* [What the task asks] Transcribe every entry word for word, leaving out all images.

* [Supplied material]
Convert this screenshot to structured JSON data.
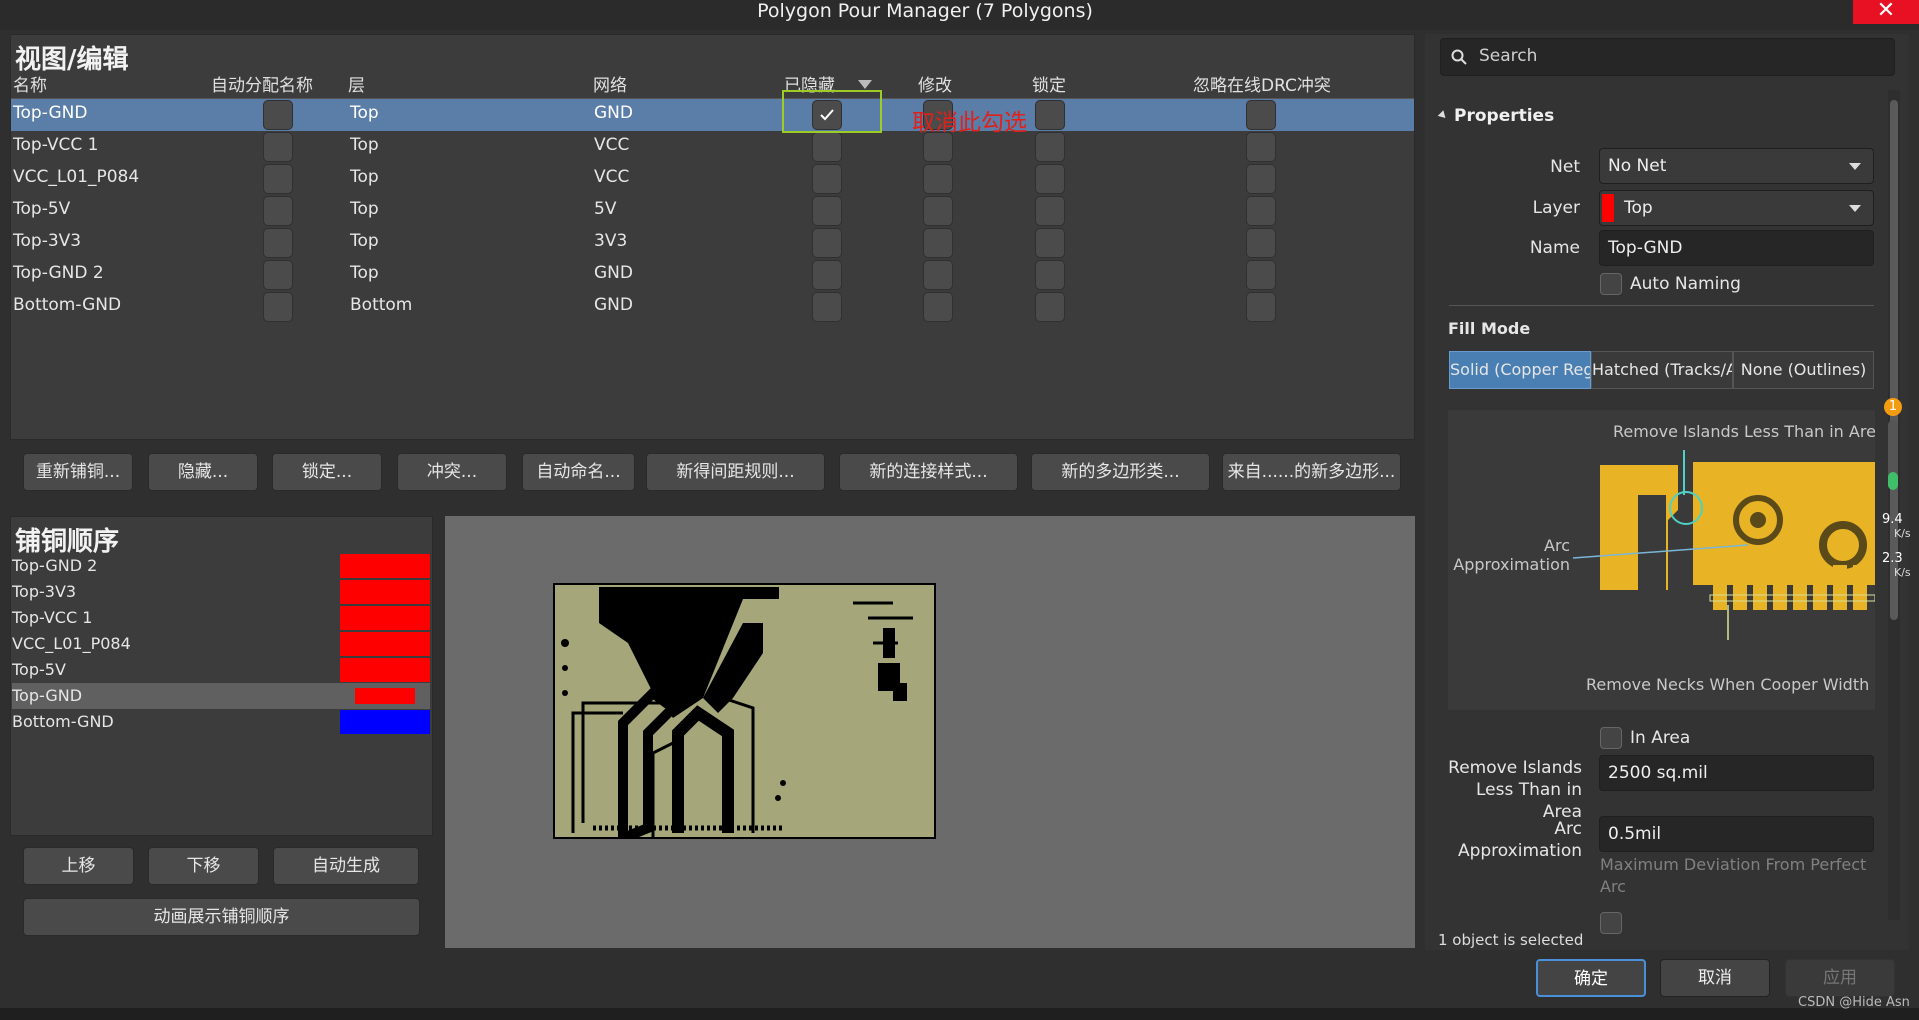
{
  "window": {
    "title": "Polygon Pour Manager (7 Polygons)",
    "close": "✕"
  },
  "view_edit": {
    "title": "视图/编辑",
    "columns": [
      "名称",
      "自动分配名称",
      "层",
      "网络",
      "已隐藏",
      "修改",
      "锁定",
      "忽略在线DRC冲突"
    ],
    "rows": [
      {
        "name": "Top-GND",
        "layer": "Top",
        "net": "GND"
      },
      {
        "name": "Top-VCC 1",
        "layer": "Top",
        "net": "VCC"
      },
      {
        "name": "VCC_L01_P084",
        "layer": "Top",
        "net": "VCC"
      },
      {
        "name": "Top-5V",
        "layer": "Top",
        "net": "5V"
      },
      {
        "name": "Top-3V3",
        "layer": "Top",
        "net": "3V3"
      },
      {
        "name": "Top-GND 2",
        "layer": "Top",
        "net": "GND"
      },
      {
        "name": "Bottom-GND",
        "layer": "Bottom",
        "net": "GND"
      }
    ],
    "annotation": "取消此勾选",
    "buttons": [
      "重新铺铜...",
      "隐藏...",
      "锁定...",
      "冲突...",
      "自动命名...",
      "新得间距规则...",
      "新的连接样式...",
      "新的多边形类...",
      "来自......的新多边形..."
    ]
  },
  "pour_order": {
    "title": "铺铜顺序",
    "items": [
      {
        "name": "Top-GND 2",
        "color": "#ff0000"
      },
      {
        "name": "Top-3V3",
        "color": "#ff0000"
      },
      {
        "name": "Top-VCC 1",
        "color": "#ff0000"
      },
      {
        "name": "VCC_L01_P084",
        "color": "#ff0000"
      },
      {
        "name": "Top-5V",
        "color": "#ff0000"
      },
      {
        "name": "Top-GND",
        "color": "#ff0000"
      },
      {
        "name": "Bottom-GND",
        "color": "#0000ff"
      }
    ],
    "buttons": [
      "上移",
      "下移",
      "自动生成"
    ],
    "animate": "动画展示铺铜顺序"
  },
  "properties": {
    "search_placeholder": "Search",
    "section": "Properties",
    "net_label": "Net",
    "net_value": "No Net",
    "layer_label": "Layer",
    "layer_value": "Top",
    "name_label": "Name",
    "name_value": "Top-GND",
    "auto_naming": "Auto Naming",
    "fill_mode": "Fill Mode",
    "fill_options": [
      "Solid (Copper Reg",
      "Hatched (Tracks/A",
      "None (Outlines)"
    ],
    "diagram": {
      "remove_islands": "Remove Islands Less Than in Area",
      "arc": "Arc Approximation",
      "necks": "Remove Necks When Cooper Width"
    },
    "in_area": "In Area",
    "remove_islands_label": "Remove Islands Less Than in Area",
    "remove_islands_value": "2500 sq.mil",
    "arc_label": "Arc Approximation",
    "arc_value": "0.5mil",
    "arc_hint": "Maximum Deviation From Perfect Arc",
    "selected": "1 object is selected"
  },
  "net_meter": {
    "badge": "1",
    "up": "9.4",
    "up_unit": "K/s",
    "down": "2.3",
    "down_unit": "K/s"
  },
  "footer": {
    "ok": "确定",
    "cancel": "取消",
    "apply": "应用",
    "watermark": "CSDN @Hide Asn"
  }
}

* [Output]
Convert this screenshot to structured JSON data.
{
  "window": {
    "title": "Polygon Pour Manager (7 Polygons)",
    "close": "✕"
  },
  "view_edit": {
    "title": "视图/编辑",
    "columns": [
      "名称",
      "自动分配名称",
      "层",
      "网络",
      "已隐藏",
      "修改",
      "锁定",
      "忽略在线DRC冲突"
    ],
    "rows": [
      {
        "name": "Top-GND",
        "layer": "Top",
        "net": "GND"
      },
      {
        "name": "Top-VCC 1",
        "layer": "Top",
        "net": "VCC"
      },
      {
        "name": "VCC_L01_P084",
        "layer": "Top",
        "net": "VCC"
      },
      {
        "name": "Top-5V",
        "layer": "Top",
        "net": "5V"
      },
      {
        "name": "Top-3V3",
        "layer": "Top",
        "net": "3V3"
      },
      {
        "name": "Top-GND 2",
        "layer": "Top",
        "net": "GND"
      },
      {
        "name": "Bottom-GND",
        "layer": "Bottom",
        "net": "GND"
      }
    ],
    "annotation": "取消此勾选",
    "buttons": [
      "重新铺铜...",
      "隐藏...",
      "锁定...",
      "冲突...",
      "自动命名...",
      "新得间距规则...",
      "新的连接样式...",
      "新的多边形类...",
      "来自......的新多边形..."
    ]
  },
  "pour_order": {
    "title": "铺铜顺序",
    "items": [
      {
        "name": "Top-GND 2",
        "color": "#ff0000"
      },
      {
        "name": "Top-3V3",
        "color": "#ff0000"
      },
      {
        "name": "Top-VCC 1",
        "color": "#ff0000"
      },
      {
        "name": "VCC_L01_P084",
        "color": "#ff0000"
      },
      {
        "name": "Top-5V",
        "color": "#ff0000"
      },
      {
        "name": "Top-GND",
        "color": "#ff0000"
      },
      {
        "name": "Bottom-GND",
        "color": "#0000ff"
      }
    ],
    "buttons": [
      "上移",
      "下移",
      "自动生成"
    ],
    "animate": "动画展示铺铜顺序"
  },
  "properties": {
    "search_placeholder": "Search",
    "section": "Properties",
    "net_label": "Net",
    "net_value": "No Net",
    "layer_label": "Layer",
    "layer_value": "Top",
    "name_label": "Name",
    "name_value": "Top-GND",
    "auto_naming": "Auto Naming",
    "fill_mode": "Fill Mode",
    "fill_options": [
      "Solid (Copper Reg",
      "Hatched (Tracks/A",
      "None (Outlines)"
    ],
    "diagram": {
      "remove_islands": "Remove Islands Less Than in Area",
      "arc": "Arc Approximation",
      "necks": "Remove Necks When Cooper Width"
    },
    "in_area": "In Area",
    "remove_islands_label": "Remove Islands Less Than in Area",
    "remove_islands_value": "2500 sq.mil",
    "arc_label": "Arc Approximation",
    "arc_value": "0.5mil",
    "arc_hint": "Maximum Deviation From Perfect Arc",
    "selected": "1 object is selected"
  },
  "net_meter": {
    "badge": "1",
    "up": "9.4",
    "up_unit": "K/s",
    "down": "2.3",
    "down_unit": "K/s"
  },
  "footer": {
    "ok": "确定",
    "cancel": "取消",
    "apply": "应用",
    "watermark": "CSDN @Hide Asn"
  }
}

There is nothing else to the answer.